* [Problem details]: Filter the records below, keeping only lines with the string "Bundesrat".

Items from a document page collection:

== Segment start ==

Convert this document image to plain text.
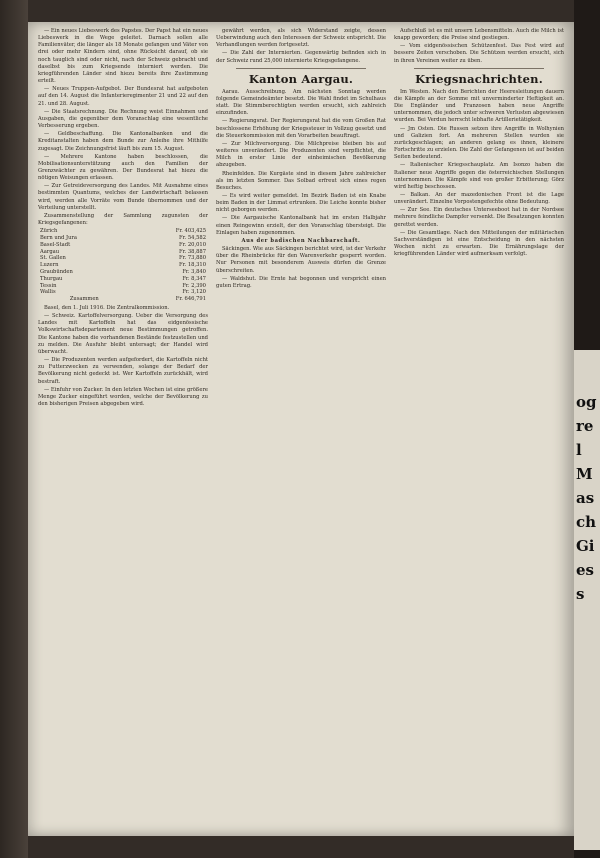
— Ein neues Liebeswerk des Papstes. Der Papst hat ein neues Liebeswerk in die Wege geleitet. Darnach sollen alle Familienväter, die länger als 18 Monate gefangen und Väter von drei oder mehr Kindern sind, ohne Rücksicht darauf, ob sie noch tauglich sind oder nicht, nach der Schweiz gebracht und daselbst bis zum Kriegsende interniert werden. Die kriegführenden Länder sind hiezu bereits ihre Zustimmung erteilt.

— Neues Truppen-Aufgebot. Der Bundesrat hat aufgeboten auf den 14. August die Infanterieregimenter 21 und 22 auf den 21. und 28. August.

— Die Staatsrechnung. Die Rechnung weist Einnahmen und Ausgaben, die gegenüber dem Voranschlag eine wesentliche Verbesserung ergeben.

— Geldbeschaffung. Die Kantonalbanken und die Kreditanstalten haben dem Bunde zur Anleihe ihre Mithilfe zugesagt. Die Zeichnungsfrist läuft bis zum 15. August.

— Mehrere Kantone haben beschlossen, die Mobilisationsunterstützung auch den Familien der Grenzwächter zu gewähren. Der Bundesrat hat hiezu die nötigen Weisungen erlassen.

— Zur Getreideversorgung des Landes. Mit Ausnahme eines bestimmten Quantums, welches der Landwirtschaft belassen wird, werden alle Vorräte vom Bunde übernommen und der Verteilung unterstellt.

Zusammenstellung der Sammlung zugunsten der Kriegsgefangenen:

Zürich	Fr. 403,425
Bern und Jura	Fr. 54,582
Basel-Stadt	Fr. 20,010
Aargau	Fr. 38,887
St. Gallen	Fr. 73,880
Luzern	Fr. 18,310
Graubünden	Fr. 3,840
Thurgau	Fr. 8,347
Tessin	Fr. 2,390
Wallis	Fr. 3,120
Zusammen	Fr. 646,791

Basel, den 1. Juli 1916. Die Zentralkommission.

— Schweiz. Kartoffelversorgung. Ueber die Versorgung des Landes mit Kartoffeln hat das eidgenössische Volkswirtschaftsdepartement neue Bestimmungen getroffen. Die Kantone haben die vorhandenen Bestände festzustellen und zu melden. Die Ausfuhr bleibt untersagt; der Handel wird überwacht.

— Die Produzenten werden aufgefordert, die Kartoffeln nicht zu Futterzwecken zu verwenden, solange der Bedarf der Bevölkerung nicht gedeckt ist. Wer Kartoffeln zurückhält, wird bestraft.

— Einfuhr von Zucker. In den letzten Wochen ist eine größere Menge Zucker eingeführt worden, welche der Bevölkerung zu den bisherigen Preisen abgegeben wird.

gewährt werden, als sich Widerstand zeigte, dessen Ueberwindung auch den Interessen der Schweiz entspricht. Die Verhandlungen werden fortgesetzt.

— Die Zahl der Internierten. Gegenwärtig befinden sich in der Schweiz rund 25,000 internierte Kriegsgefangene.

Kanton Aargau.

Aarau. Ausschreibung. Am nächsten Sonntag werden folgende Gemeindeämter besetzt. Die Wahl findet im Schulhaus statt. Die Stimmberechtigten werden ersucht, sich zahlreich einzufinden.

— Regierungsrat. Der Regierungsrat hat die vom Großen Rat beschlossene Erhöhung der Kriegssteuer in Vollzug gesetzt und die Steuerkommission mit den Vorarbeiten beauftragt.

— Zur Milchversorgung. Die Milchpreise bleiben bis auf weiteres unverändert. Die Produzenten sind verpflichtet, die Milch in erster Linie der einheimischen Bevölkerung abzugeben.

Rheinfelden. Die Kurgäste sind in diesem Jahre zahlreicher als im letzten Sommer. Das Solbad erfreut sich eines regen Besuches.

— Es wird weiter gemeldet. Im Bezirk Baden ist ein Knabe beim Baden in der Limmat ertrunken. Die Leiche konnte bisher nicht geborgen werden.

— Die Aargauische Kantonalbank hat im ersten Halbjahr einen Reingewinn erzielt, der den Voranschlag übersteigt. Die Einlagen haben zugenommen.

Aus der badischen Nachbarschaft.

Säckingen. Wie aus Säckingen berichtet wird, ist der Verkehr über die Rheinbrücke für den Warenverkehr gesperrt worden. Nur Personen mit besonderem Ausweis dürfen die Grenze überschreiten.

— Waldshut. Die Ernte hat begonnen und verspricht einen guten Ertrag.

Aufschluß ist es mit unsern Lebensmitteln. Auch die Milch ist knapp geworden; die Preise sind gestiegen.

— Vom eidgenössischen Schützenfest. Das Fest wird auf bessere Zeiten verschoben. Die Schützen werden ersucht, sich in ihren Vereinen weiter zu üben.

Kriegsnachrichten.

Im Westen. Nach den Berichten der Heeresleitungen dauern die Kämpfe an der Somme mit unverminderter Heftigkeit an. Die Engländer und Franzosen haben neue Angriffe unternommen, die jedoch unter schweren Verlusten abgewiesen wurden. Bei Verdun herrscht lebhafte Artillerietätigkeit.

— Jm Osten. Die Russen setzen ihre Angriffe in Wolhynien und Galizien fort. An mehreren Stellen wurden sie zurückgeschlagen; an anderen gelang es ihnen, kleinere Fortschritte zu erzielen. Die Zahl der Gefangenen ist auf beiden Seiten bedeutend.

— Italienischer Kriegsschauplatz. Am Isonzo haben die Italiener neue Angriffe gegen die österreichischen Stellungen unternommen. Die Kämpfe sind von großer Erbitterung; Görz wird heftig beschossen.

— Balkan. An der mazedonischen Front ist die Lage unverändert. Einzelne Vorpostengefechte ohne Bedeutung.

— Zur See. Ein deutsches Unterseeboot hat in der Nordsee mehrere feindliche Dampfer versenkt. Die Besatzungen konnten gerettet werden.

— Die Gesamtlage. Nach den Mitteilungen der militärischen Sachverständigen ist eine Entscheidung in den nächsten Wochen nicht zu erwarten. Die Ernährungslage der kriegführenden Länder wird aufmerksam verfolgt.

ogrel Masch Giess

== Segment end ==

* [Written solution]:
— Neues Truppen-Aufgebot. Der Bundesrat hat aufgeboten auf den 14. August die Infanterieregimenter 21 und 22 auf den 21. und 28. August.
— Mehrere Kantone haben beschlossen, die Mobilisationsunterstützung auch den Familien der Grenzwächter zu gewähren. Der Bundesrat hat hiezu die nötigen Weisungen erlassen.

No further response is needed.